AIM OF THE TASK:
Render each line of the material below as a string in a JSON list, one string per line, leaving out any blank lines.

INFORMATION SHOWN:
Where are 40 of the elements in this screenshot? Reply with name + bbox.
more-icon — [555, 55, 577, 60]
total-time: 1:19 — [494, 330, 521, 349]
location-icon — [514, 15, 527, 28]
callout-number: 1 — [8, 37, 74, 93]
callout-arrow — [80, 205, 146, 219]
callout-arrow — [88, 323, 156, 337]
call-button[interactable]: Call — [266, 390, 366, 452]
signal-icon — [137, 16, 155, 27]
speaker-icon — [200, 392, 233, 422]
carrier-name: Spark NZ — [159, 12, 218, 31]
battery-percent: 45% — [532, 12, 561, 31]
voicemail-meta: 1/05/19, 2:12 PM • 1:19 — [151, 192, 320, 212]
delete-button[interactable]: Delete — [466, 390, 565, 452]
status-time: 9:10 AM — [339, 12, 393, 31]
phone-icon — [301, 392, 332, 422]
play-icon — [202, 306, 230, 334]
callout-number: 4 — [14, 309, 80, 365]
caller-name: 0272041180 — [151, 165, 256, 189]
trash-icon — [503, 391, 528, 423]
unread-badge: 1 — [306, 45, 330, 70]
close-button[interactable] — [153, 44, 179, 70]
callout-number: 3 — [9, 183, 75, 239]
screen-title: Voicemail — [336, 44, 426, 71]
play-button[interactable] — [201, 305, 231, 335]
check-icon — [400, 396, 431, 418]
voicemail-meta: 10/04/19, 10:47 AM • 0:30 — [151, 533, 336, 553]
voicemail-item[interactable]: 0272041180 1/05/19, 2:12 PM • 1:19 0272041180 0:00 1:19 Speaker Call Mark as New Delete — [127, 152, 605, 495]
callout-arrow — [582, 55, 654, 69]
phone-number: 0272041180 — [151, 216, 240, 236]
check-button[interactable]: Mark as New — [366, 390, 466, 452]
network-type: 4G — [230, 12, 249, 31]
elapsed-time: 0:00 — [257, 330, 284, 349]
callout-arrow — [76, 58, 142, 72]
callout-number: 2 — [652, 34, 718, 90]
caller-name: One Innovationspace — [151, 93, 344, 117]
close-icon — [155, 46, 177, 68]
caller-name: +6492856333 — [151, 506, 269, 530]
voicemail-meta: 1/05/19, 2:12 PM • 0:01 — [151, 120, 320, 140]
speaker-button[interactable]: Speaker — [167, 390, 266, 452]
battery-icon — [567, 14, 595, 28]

OUTPUT OF THE EXERCISE:
[
  "Where are 40 of the elements in this screenshot? Reply with name + bbox.",
  "more-icon — [555, 55, 577, 60]",
  "total-time: 1:19 — [494, 330, 521, 349]",
  "location-icon — [514, 15, 527, 28]",
  "callout-number: 1 — [8, 37, 74, 93]",
  "callout-arrow — [80, 205, 146, 219]",
  "callout-arrow — [88, 323, 156, 337]",
  "call-button[interactable]: Call — [266, 390, 366, 452]",
  "signal-icon — [137, 16, 155, 27]",
  "speaker-icon — [200, 392, 233, 422]",
  "carrier-name: Spark NZ — [159, 12, 218, 31]",
  "battery-percent: 45% — [532, 12, 561, 31]",
  "voicemail-meta: 1/05/19, 2:12 PM • 1:19 — [151, 192, 320, 212]",
  "delete-button[interactable]: Delete — [466, 390, 565, 452]",
  "status-time: 9:10 AM — [339, 12, 393, 31]",
  "phone-icon — [301, 392, 332, 422]",
  "play-icon — [202, 306, 230, 334]",
  "callout-number: 4 — [14, 309, 80, 365]",
  "caller-name: 0272041180 — [151, 165, 256, 189]",
  "trash-icon — [503, 391, 528, 423]",
  "unread-badge: 1 — [306, 45, 330, 70]",
  "close-button[interactable] — [153, 44, 179, 70]",
  "callout-number: 3 — [9, 183, 75, 239]",
  "screen-title: Voicemail — [336, 44, 426, 71]",
  "play-button[interactable] — [201, 305, 231, 335]",
  "check-icon — [400, 396, 431, 418]",
  "voicemail-meta: 10/04/19, 10:47 AM • 0:30 — [151, 533, 336, 553]",
  "voicemail-item[interactable]: 0272041180 1/05/19, 2:12 PM • 1:19 0272041180 0:00 1:19 Speaker Call Mark as New Delete — [127, 152, 605, 495]",
  "callout-arrow — [582, 55, 654, 69]",
  "phone-number: 0272041180 — [151, 216, 240, 236]",
  "check-button[interactable]: Mark as New — [366, 390, 466, 452]",
  "network-type: 4G — [230, 12, 249, 31]",
  "elapsed-time: 0:00 — [257, 330, 284, 349]",
  "callout-arrow — [76, 58, 142, 72]",
  "callout-number: 2 — [652, 34, 718, 90]",
  "caller-name: One Innovationspace — [151, 93, 344, 117]",
  "close-icon — [155, 46, 177, 68]",
  "caller-name: +6492856333 — [151, 506, 269, 530]",
  "voicemail-meta: 1/05/19, 2:12 PM • 0:01 — [151, 120, 320, 140]",
  "speaker-button[interactable]: Speaker — [167, 390, 266, 452]",
  "battery-icon — [567, 14, 595, 28]"
]